### Set exercise 1
According to the train/test split excerpt, what does a small training set encourage?
### Set exercise 2
Print the stretch of the train/test split excerpt from "This tradeoff can" through "create our split?".
### Set exercise 3
Carry on the train/test split excerpt from where it stops.

This tradeoff can extend to how we choose the size of our training and test sets, and even how many times we create a training and test set. Remember how we used this code to create an index that contained 80% of the values, which we then used to create our split?
ts_split <- createDataPartition(ts$churn, p = 0.8, list = FALSE)How come we didn’t choose p = 0.5 thus splitting half of our data into a training set and the other half into a test set? Why not p = 0.9 and make a tiny test set of only 10% of our data? Too big of a training set (i.e. make p big) can overtrain your model and underestimate test error as you have only a small set of training data to test on. Those data points may by chance miss extreme values that the model would perform poorly on. On the flip side, a small training set would encourage an undertrained model whose performance depends on again what data wound up in that training set!
10.1 Why cross-validation?
You can probably see from the above that the issue is that your model performance can depend not only on the size of a split, but also what data wound up in that split. When you generate your split using createDataPartition() there’s a pseudo random number generator that randomly grabs 80% of the row values (which you use to split). What if that one time you ran it it by chance missed some extreme values which then fell into the test set? What if it by chance captured all the extreme values in the training set? The key idea is that random things happen, and you want to make sure any random event doesn’t give you a biased view of your model performance.

### Excerpted data

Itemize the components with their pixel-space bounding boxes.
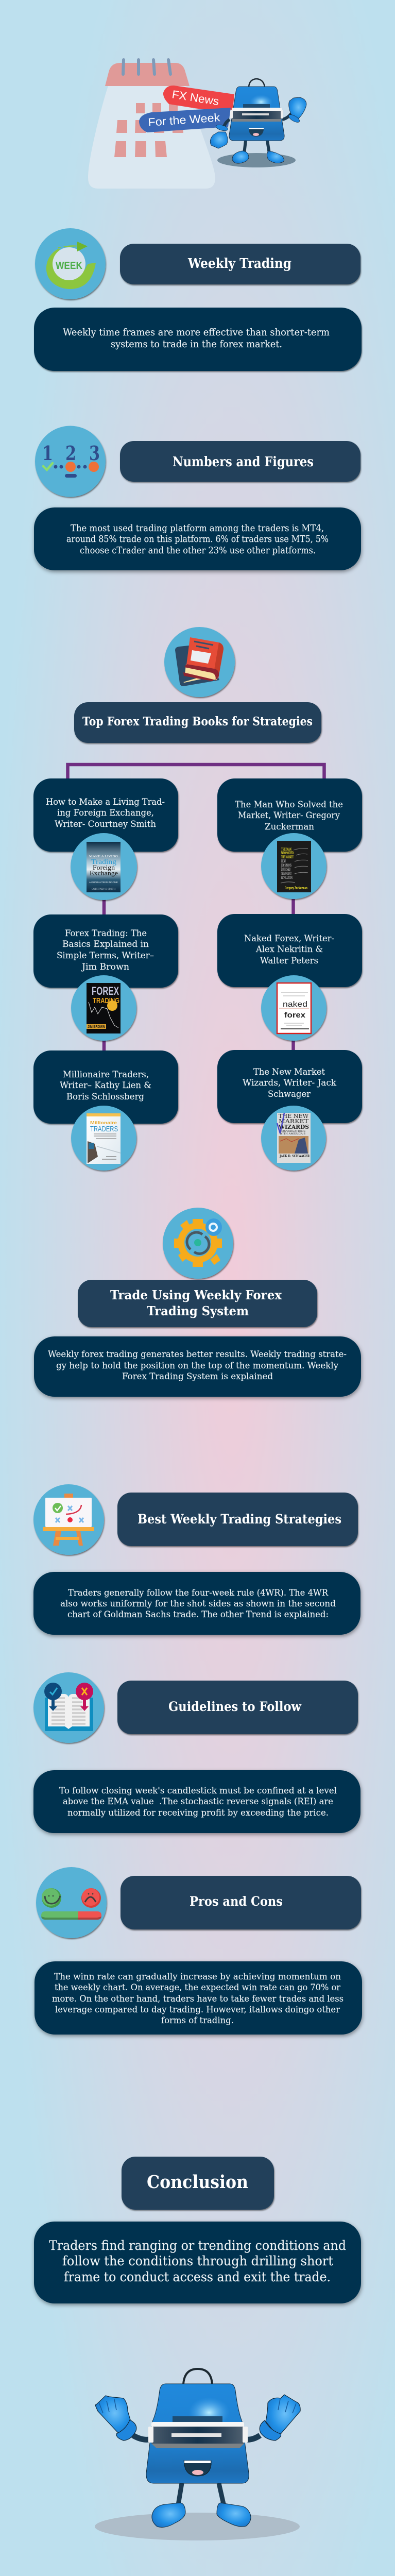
- heading: Numbers and Figures: Numbers and Figures: [173, 454, 314, 470]
- book cover: Trading Foreign Exchange: Exchange: [90, 869, 118, 877]
- book cover: The Man Who Solved the Market: THE QUANT: [281, 872, 291, 876]
- book cover: Millionaire Traders: TRADERS: [90, 1125, 118, 1133]
- book cover: The Man Who Solved the Market: JIM SIMONS: [281, 863, 291, 868]
- panel: pros and cons text: [35, 1961, 362, 2035]
- icon: books: [164, 627, 235, 697]
- book cover: Trading Foreign Exchange: Trading: [91, 858, 116, 866]
- book card: The Man Who Solved the Market: Zuckerman: [265, 822, 314, 832]
- book cover: Forex Trading: JIM BROWN: [88, 1025, 105, 1029]
- text: numbers: [66, 523, 329, 556]
- panel: trading system text: [34, 1336, 361, 1397]
- book card: The Man Who Solved the Market: Market, Writer- Gregory: [238, 810, 340, 821]
- heading: Best Weekly Trading Strategies: Best Weekly Trading Strategies: [138, 1512, 341, 1527]
- text: pros and cons: [52, 1972, 344, 2026]
- banner: FX News: FX News: [171, 88, 220, 108]
- panel: guidelines text: [33, 1770, 360, 1833]
- book cover: Trading Foreign Exchange: A GUARANTEED INCOME: [89, 881, 118, 884]
- heading pill: [120, 441, 360, 482]
- text: conclusion: Traders find ranging or trending conditions and: [49, 2238, 346, 2253]
- book card: The New Market Wizards: [217, 1050, 362, 1171]
- book cover: The New Market Wizards: MARKET: [279, 1118, 309, 1125]
- text: trading system: [48, 1349, 347, 1382]
- text: strategies: Traders generally follow the four-week rule (4WR). The 4WR: [68, 1588, 329, 1598]
- book cover: The New Market Wizards: WITH AMERICA'S: [280, 1132, 305, 1136]
- book card: Forex Trading Basics: Simple Terms, Writer–: [57, 951, 154, 961]
- book card: Naked Forex: Walter Peters: [260, 956, 318, 966]
- section: pros and cons: [35, 1867, 362, 2035]
- book cover: Naked Forex: [277, 983, 311, 1033]
- text: conclusion: follow the conditions through drilling short: [62, 2253, 333, 2268]
- book card: Forex Trading Basics: Jim Brown: [81, 962, 129, 972]
- book cover: Trading Foreign Exchange: [87, 842, 121, 892]
- book cover: The Man Who Solved the Market: HOW: [281, 859, 286, 863]
- text: weekly trading: systems to trade in the forex market.: [111, 338, 282, 350]
- book cover: The Man Who Solved the Market: WHO SOLVED: [281, 851, 294, 855]
- book card: How to Make a Living: [33, 778, 178, 900]
- panel: conclusion text: [34, 2222, 361, 2303]
- text: guidelines: above the EMA value .The stochastic reverse signals (REI) are: [63, 1797, 333, 1807]
- book cover: The Man Who Solved the Market: REVOLUTION: [281, 876, 293, 880]
- text: pros and cons: the weekly chart. On average, the expected win rate can go 70% or: [55, 1982, 341, 1993]
- text: strategies: chart of Goldman Sachs trade. The other Trend is explained:: [67, 1609, 329, 1620]
- book cover: The New Market Wizards: JACK D. SCHWAGER: [279, 1155, 310, 1158]
- text: strategies: [60, 1588, 336, 1620]
- book cover: Trading Foreign Exchange: COURTNEY D SMITH: [92, 888, 115, 891]
- text: weekly trading: [63, 327, 330, 350]
- heading pill: [121, 1876, 361, 1929]
- text: pros and cons: forms of trading.: [161, 2015, 234, 2026]
- icon: week cycle: WEEK: [56, 260, 82, 272]
- text: guidelines: [59, 1786, 337, 1818]
- text: pros and cons: The winn rate can gradually increase by achieving momentum on: [54, 1972, 341, 1982]
- text: pros and cons: leverage compared to day trading. However, itallows doingo other: [55, 2005, 340, 2015]
- heading: Guidelines to Follow: Guidelines to Follow: [168, 1699, 302, 1714]
- book card: How to Make a Living: Writer- Courtney Smith: [55, 819, 156, 829]
- book card: The Man Who Solved the Market: [217, 778, 362, 899]
- heading pill: [122, 2157, 274, 2210]
- book card: Naked Forex: Naked Forex, Writer-: [244, 934, 334, 944]
- mascot: cheering backpack: [95, 2369, 300, 2540]
- book cover: Forex Trading: [87, 983, 121, 1033]
- section: numbers and figures: [34, 426, 361, 570]
- heading pill: [117, 1681, 358, 1734]
- book card: Millionaire Traders: Boris Schlossberg: [66, 1092, 144, 1102]
- heading: Trade Using Weekly Forex Trading System: [110, 1287, 282, 1318]
- book card: Forex Trading Basics: [33, 914, 178, 1041]
- book card: Forex Trading Basics: Forex Trading: The: [65, 928, 147, 939]
- book cover: The Man Who Solved the Market: LAUNCHED: [281, 868, 290, 872]
- heading: Trade Using Weekly Forex Trading System: Trading System: [147, 1303, 249, 1318]
- text: guidelines: normally utilized for receiving profit by exceeding the price.: [67, 1808, 329, 1818]
- section: guidelines to follow: [33, 1672, 360, 1833]
- book cover: Trading Foreign Exchange: Foreign: [93, 863, 115, 871]
- heading: Conclusion: Conclusion: [147, 2172, 248, 2193]
- section: conclusion: [34, 2157, 361, 2303]
- book card: The New Market Wizards: Schwager: [268, 1089, 311, 1099]
- book cover: The Man Who Solved the Market: [277, 841, 311, 892]
- connector: [68, 765, 324, 1051]
- icon: guideline book: [33, 1672, 104, 1743]
- section: weekly trading: [34, 228, 362, 371]
- book card: Forex Trading Basics: Basics Explained in: [62, 939, 149, 950]
- panel: weekly trading text: [34, 308, 362, 371]
- text: pros and cons: more. On the other hand, traders have to take fewer trades and less: [52, 1994, 344, 2004]
- icon: week cycle: [35, 228, 106, 299]
- heading pill: [74, 702, 321, 743]
- text: numbers: around 85% trade on this platform. 6% of traders use MT5, 5%: [66, 534, 329, 545]
- book card: The New Market Wizards: Wizards, Writer- Jack: [243, 1078, 337, 1088]
- icon: strategy board: [33, 1484, 104, 1555]
- book cover: Forex Trading: TRADING: [93, 996, 119, 1005]
- text: conclusion: [49, 2238, 346, 2284]
- text: guidelines: To follow closing week's candlestick must be confined at a level: [59, 1786, 337, 1796]
- book cover: Naked Forex: forex: [284, 1011, 306, 1020]
- book cover: Naked Forex: naked: [283, 1000, 307, 1009]
- mascot: waving backpack: [210, 79, 306, 167]
- panel: strategies text: [33, 1572, 360, 1635]
- text: numbers: The most used trading platform among the traders is MT4,: [71, 523, 324, 534]
- text: weekly trading: Weekly time frames are more effective than shorter-term: [63, 327, 330, 338]
- banner: FX News: [163, 86, 234, 110]
- book card: How to Make a Living: ing Foreign Exchange,: [57, 808, 154, 818]
- book cover: The Man Who Solved the Market: Gregory Zuckerman: [285, 886, 307, 890]
- heading pill: [117, 1493, 358, 1546]
- text: trading system: Weekly forex trading generates better results. Weekly trading strate-: [48, 1349, 347, 1360]
- text: trading system: Forex Trading System is explained: [122, 1371, 273, 1382]
- book cover: The New Market Wizards: WIZARDS: [278, 1123, 309, 1130]
- hero illustration: [88, 60, 306, 189]
- book card: Millionaire Traders: Millionaire Traders,: [63, 1070, 149, 1080]
- book cover: Forex Trading: FOREX: [92, 985, 119, 997]
- text: strategies: also works uniformly for the shot sides as shown in the second: [60, 1599, 336, 1609]
- book card: The New Market Wizards: The New Market: [253, 1067, 325, 1077]
- book card: Millionaire Traders: Writer– Kathy Lien &: [60, 1080, 151, 1091]
- banner: For the Week: For the Week: [148, 111, 221, 129]
- icon: numbers: [35, 426, 106, 497]
- heading: Weekly Trading: Weekly Trading: [187, 256, 291, 272]
- book cover: Trading Foreign Exchange: MAKE A LIVING: [89, 855, 118, 858]
- text: trading system: gy help to hold the position on the top of the momentum. Weekly: [56, 1361, 338, 1371]
- book card: Naked Forex: Alex Nekritin &: [255, 944, 323, 955]
- text: conclusion: frame to conduct access and exit the trade.: [64, 2269, 331, 2284]
- icon: gear: [163, 1208, 233, 1279]
- book cover: Millionaire Traders: Millionaire: [90, 1121, 117, 1125]
- icon: numbers: 1: [42, 442, 53, 465]
- text: numbers: choose cTrader and the other 23% use other platforms.: [80, 545, 316, 556]
- book cover: The Man Who Solved the Market: THE MARKET: [281, 855, 294, 859]
- icon: calendar: [88, 60, 215, 189]
- banner: For the Week: [139, 108, 231, 132]
- section: trade using weekly forex trading system: [34, 1208, 361, 1397]
- book card: How to Make a Living: How to Make a Living Trad-: [46, 797, 165, 807]
- section: best weekly trading strategies: [33, 1484, 360, 1635]
- book card: Naked Forex: [217, 914, 362, 1041]
- book cover: Millionaire Traders: [87, 1113, 121, 1164]
- icon: numbers: 3: [89, 442, 100, 465]
- heading pill: [78, 1280, 317, 1327]
- panel: numbers text: [34, 507, 361, 570]
- heading: Top Forex Trading Books for Strategies: Top Forex Trading Books for Strategies: [82, 715, 313, 728]
- book cover: The New Market Wizards: CONVERSATIONS: [280, 1130, 305, 1133]
- icon: pros and cons faces: [36, 1867, 107, 1938]
- book cover: The New Market Wizards: [277, 1113, 311, 1163]
- heading pill: [120, 244, 360, 284]
- book card: The Man Who Solved the Market: The Man Who Solved the: [235, 800, 343, 810]
- icon: numbers: 2: [65, 442, 76, 465]
- book card: Millionaire Traders: [33, 1050, 178, 1171]
- heading: Pros and Cons: Pros and Cons: [190, 1894, 283, 1909]
- book cover: The Man Who Solved the Market: THE MAN: [281, 847, 291, 852]
- section: top forex trading books: [33, 627, 362, 1171]
- book cover: The New Market Wizards: THE NEW: [279, 1113, 309, 1120]
- heading: Trade Using Weekly Forex Trading System: Trade Using Weekly Forex: [110, 1287, 282, 1302]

### Result 1
An undertrained model whose performance depends on what data wound up in that training set.

### Result 2
This tradeoff can extend to how we choose the size of our training and test sets, and even how many times we create a training and test set. Remember how we used this code to create an index that contained 80% of the values, which we then used to create our split?

### Result 3
Figure 5.2 does a good job illustrating how our test error can vary wildly if we only use a single split. Each one of those lines represents a single split where the test error (average difference between the true target value and estimated target value) was calculated across a range of models that differed in flexibility (i.e. the number of parameters). They key thing to focus on is that the height on the y-axis (the error) differs greatly each time. This is due just to randomness in the split each time!
5.2 -right side
How do we get around this? Well, let’s make multiple training sets each with a randomly generated set of index values to split with! This way we can make sure our test error is stable across splits. If it is, it indicates that our split size and model is stable. If our test error jumps all over the place, we need to think about these two things.
10.2 How many splits - from 1 to LOO
Your book talks about three methods to split your data. One is essentially what we’ve been doing so far where we make a single split and test our model on the training and test set. The other extreme is what’s called Leave-One-Out Cross-Validation or LOOCV. There are two terms there. First, Cross-Validation refers to the process of just splitting your data more than once and validating your model on those various splits (i.e. you validate across splits). The Leave-One-Out is saying that you make the size of your training data set = \(n - 1\) and then your test data set is the single point not in your training data. You calculate the test error with that single point and then go and repeat this process where every single data point will be the test points and all the rest will be the training data. Thus you will split your data \(n\) times and then train/test your model \(n\) times. Your error is then the average error for each time you train/tested!
Figure 5.3 from your book does a great job illustrating how you make multiple fits (each row) where your test set of \(number\:of\: observations - 1\) is the blue area in the row, while the test observation is the tan area. You do this \(n\) times where \(n = number\:of\: observations\)
10.3 k-fold cross-validation
A clear issue with LOOCV is that you have to train a model \(n\) times where \(n = number\:of\: observations\). If you have a million or billion rows of data that would mean training a model a million or billion times. Thus, LOOCV can get out of hand really quick.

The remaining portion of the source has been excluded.